EXERCISE DIRECTIONS - Restate the records below word for word.

Dataset entries:
------------

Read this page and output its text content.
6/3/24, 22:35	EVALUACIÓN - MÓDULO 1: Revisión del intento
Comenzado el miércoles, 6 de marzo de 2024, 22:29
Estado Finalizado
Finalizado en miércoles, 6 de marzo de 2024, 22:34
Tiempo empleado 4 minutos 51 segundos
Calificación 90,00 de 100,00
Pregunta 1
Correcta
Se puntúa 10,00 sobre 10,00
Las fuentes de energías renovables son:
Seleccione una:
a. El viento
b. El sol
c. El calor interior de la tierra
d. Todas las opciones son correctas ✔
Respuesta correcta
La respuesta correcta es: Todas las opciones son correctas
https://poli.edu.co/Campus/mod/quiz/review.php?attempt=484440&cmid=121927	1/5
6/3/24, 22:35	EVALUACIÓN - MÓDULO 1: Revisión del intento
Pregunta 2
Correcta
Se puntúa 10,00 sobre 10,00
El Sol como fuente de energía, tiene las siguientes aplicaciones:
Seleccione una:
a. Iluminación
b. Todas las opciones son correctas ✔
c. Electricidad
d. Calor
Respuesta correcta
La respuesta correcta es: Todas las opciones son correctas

------------

OUTPUT FOR THIS EXERCISE -
Read this page and output its text content.
6/3/24, 22:35	EVALUACIÓN - MÓDULO 1: Revisión del intento
Comenzado el miércoles, 6 de marzo de 2024, 22:29
Estado Finalizado
Finalizado en miércoles, 6 de marzo de 2024, 22:34
Tiempo empleado 4 minutos 51 segundos
Calificación 90,00 de 100,00
Pregunta 1
Correcta
Se puntúa 10,00 sobre 10,00
Las fuentes de energías renovables son:
Seleccione una:
a. El viento
b. El sol
c. El calor interior de la tierra
d. Todas las opciones son correctas ✔
Respuesta correcta
La respuesta correcta es: Todas las opciones son correctas
https://poli.edu.co/Campus/mod/quiz/review.php?attempt=484440&cmid=121927	1/5
6/3/24, 22:35	EVALUACIÓN - MÓDULO 1: Revisión del intento
Pregunta 2
Correcta
Se puntúa 10,00 sobre 10,00
El Sol como fuente de energía, tiene las siguientes aplicaciones:
Seleccione una:
a. Iluminación
b. Todas las opciones son correctas ✔
c. Electricidad
d. Calor
Respuesta correcta
La respuesta correcta es: Todas las opciones son correctas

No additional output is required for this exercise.